In his back-cover blurb for Platitudes, Ishmael Reed wrote: “I was zapped by Trey Ellis’s humongous talent. His book, Platitudes, is delightfully rad.” Zapped and delightfully rad are perfect descriptors, and I feel like I’ve neglected to share enough of Ellis’s prose, which at times approximates linguistic channel surfing (at one point, quite literally). The book is both fun and funny, and while the book has not been neglected in academia (Christian Schmidt devotes a chapter to it in his study Postblack Aesthetics, for example), it deserves a wider readership from those who enjoy satirical postmodern novels. Highly recommended.

Blog about some recent reading

With the end of the spring term (and, frankly, a renewed commitment to weeknight sobriety), I’ve been reading a lot more and a lot faster the past few weeks. Top to bottom:

I pulled Kathy Acker’s Great Expectations out a few nights ago and ended up reading all of it over two nights and two mornings. Not the best starting point for Acker but strangely super, super readable.

Bernardo Zannoni’s My Stupid Intentions: I actually haven’t even done one of those silly “book acquired” posts for this one: I picked it up and just kept reading. Totally zapped me, fantastic stuff: a brash, sharp, sardonic animal rant against god his own self. Loved loved loved it.

I’ve got about a third left of Trey Ellis’s first 1988 novel Platitudes, and it’s really good—reminds me a lot of Ishmael Reed’s middle period stuff, Fran Ross’s Oreo, David Foster Wallace’s early fiction, and even Bret Easton Ellis. Platitudes is a send up of coming-of-age novels conveyed through linguistic channel surfing.

I finished the audiobook of Olga Tokarczuk’s novel The Books of Jacob (translated by Jennifer Croft) this afternoon. I’d been switch-hitting between the novel and audiobook, but gave over to my earplugs during a week of long commutes and longer chores—but returning to the print version for the images, maps, and, uh names. This is a novel larded with names and names and names. The Books of Jacob is a (and I don’t use this hackneyed bookworld word lightly) kaleidoscopic biopic of the 18th-c. messianic cult leader Jacob Frank. Close to 1000 pages/36 hours, The Books of Jacob is exhaustive, exhilarating, and exhaustive. Best of all, at the end of all, we don’t really know Jacob—we just get picture after perspective after point of view on the self-proclaimed savior.

I wrote about Drew Lerman’s Escape from the Great American Novel yesterday, right?

I also managed to get out a review of Lawrence Venuti’s new English translation of Dino Buzzati’s novel The Stronghold, which is strong holding the bottom of the stack above.

Under the Volcano and elsewhere (Books acquired, week of 10 March 2023)

My family and I had a wonderful time vacationing in Mexico City last week. We rented an apartment in Condesa, a friendly, walkable neighborhood marked by shade trees, lush gardens, and robust parks. And dogs. Lots of lovely dogs. Over eight days, we took in as much of the city as we could (as well as some excellent day trips to Grutas Tolantongo in Hidalgo and Teotihuacán in Edomex). The city is huge, with more than 150 museums, and the food is excellent. While the four members of our family share common interests (including a love of art), making sightseeing somewhat streamlined, I left Mexico City feeling like I had barely scratched the surface. It reminded me in disparate ways of New York City, Bangkok, and New Orleans. Like those cities, there’s not a single aspect that intrigues me, but rather a vibe. But this is not a travel blog, it is a book blog, so:

The first thing I noticed is that the selection of titles in the several bookstores I visited (a few just very briefly) was generally excellent. Shops tended to feature big-ell Literature titles in lieu of bestsellers and airport novels, with new releases like Mircea Cartarescu’s Solenoid and Yuri Herrera’s La estación del pantano getting prominent displays.

* [Prompt]
Answer these questions using the blog excerpt above.
1. Who wrote the back-cover blurb calling Platitudes "delightfully rad"?
2. Which novel did the writer finish as an audiobook, and who translated it?
3. In which Mexico City neighborhood did the family rent an apartment?

* [Data section]
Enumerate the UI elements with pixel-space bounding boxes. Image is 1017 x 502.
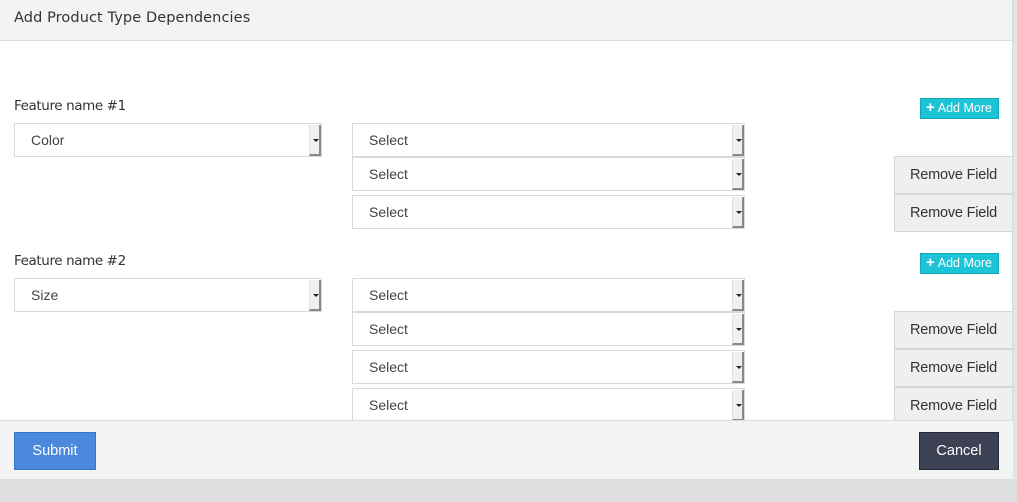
- caret-down-icon: [732, 125, 744, 156]
- modal-title: Add Product Type Dependencies: [14, 10, 251, 26]
- plus-icon: +: [926, 99, 935, 116]
- feature-select[interactable]: Color: [14, 123, 322, 157]
- remove-field-button[interactable]: Remove Field: [894, 156, 1013, 194]
- add-more-button[interactable]: + Add More: [920, 253, 999, 274]
- dependencies-modal: Add Product Type Dependencies Feature na…: [0, 0, 1013, 479]
- caret-down-icon: [732, 280, 744, 311]
- caret-down-icon: [309, 125, 321, 156]
- caret-down-icon: [732, 314, 744, 345]
- caret-down-icon: [309, 280, 321, 311]
- modal-header: Add Product Type Dependencies: [0, 0, 1012, 41]
- dependency-select[interactable]: Select: [352, 388, 745, 422]
- remove-field-button[interactable]: Remove Field: [894, 349, 1013, 387]
- dependency-select[interactable]: Select: [352, 278, 745, 312]
- caret-down-icon: [732, 352, 744, 383]
- dependency-select[interactable]: Select: [352, 123, 745, 157]
- remove-field-button[interactable]: Remove Field: [894, 311, 1013, 349]
- feature-label: Feature name #1: [14, 98, 126, 114]
- plus-icon: +: [926, 254, 935, 271]
- modal-footer: Submit Cancel: [0, 420, 1013, 479]
- cancel-button[interactable]: Cancel: [919, 432, 999, 470]
- feature-label: Feature name #2: [14, 253, 126, 269]
- dependency-select[interactable]: Select: [352, 157, 745, 191]
- dependency-select[interactable]: Select: [352, 195, 745, 229]
- caret-down-icon: [732, 197, 744, 228]
- caret-down-icon: [732, 390, 744, 421]
- feature-select[interactable]: Size: [14, 278, 322, 312]
- scrollbar[interactable]: [1013, 0, 1017, 479]
- dependency-select[interactable]: Select: [352, 350, 745, 384]
- add-more-button[interactable]: + Add More: [920, 98, 999, 119]
- caret-down-icon: [732, 159, 744, 190]
- dependency-select[interactable]: Select: [352, 312, 745, 346]
- remove-field-button[interactable]: Remove Field: [894, 194, 1013, 232]
- submit-button[interactable]: Submit: [14, 432, 96, 470]
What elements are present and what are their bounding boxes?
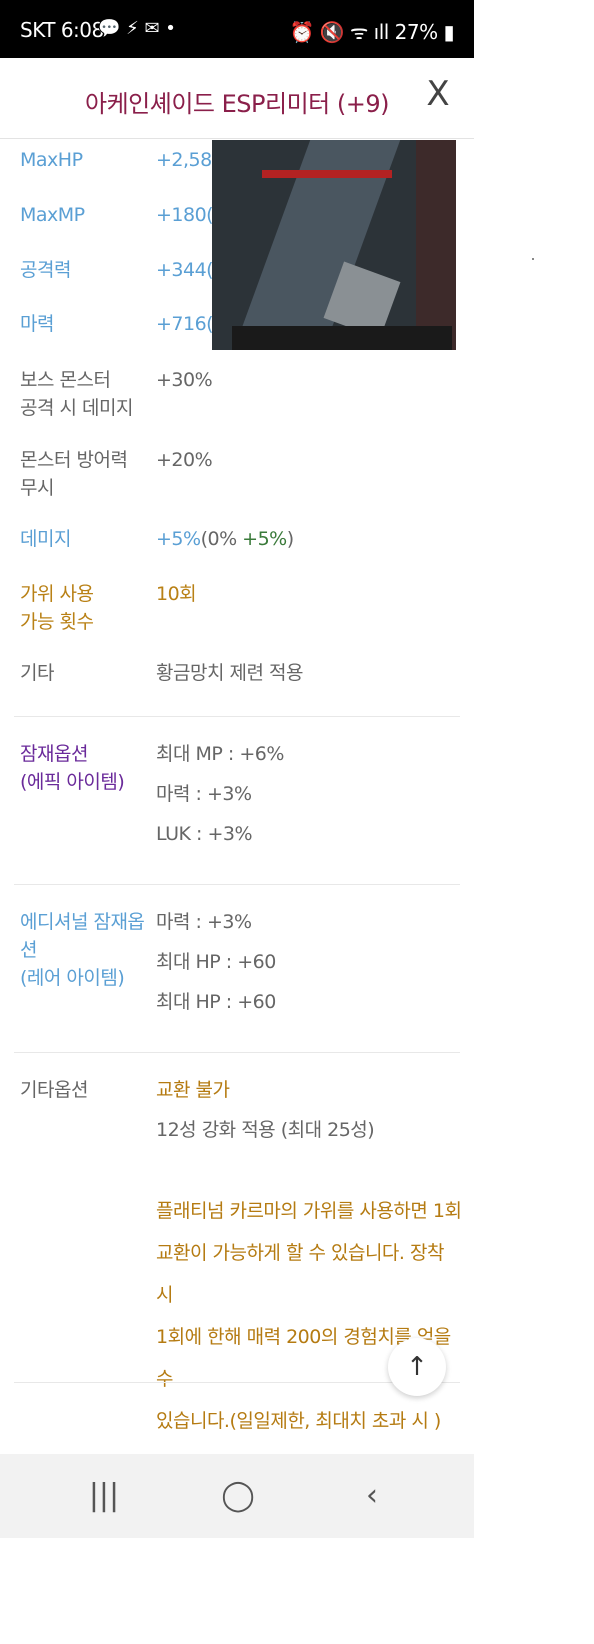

* [The solution]
1. Ishmael Reed
2. Olga Tokarczuk's The Books of Jacob, translated by Jennifer Croft
3. Condesa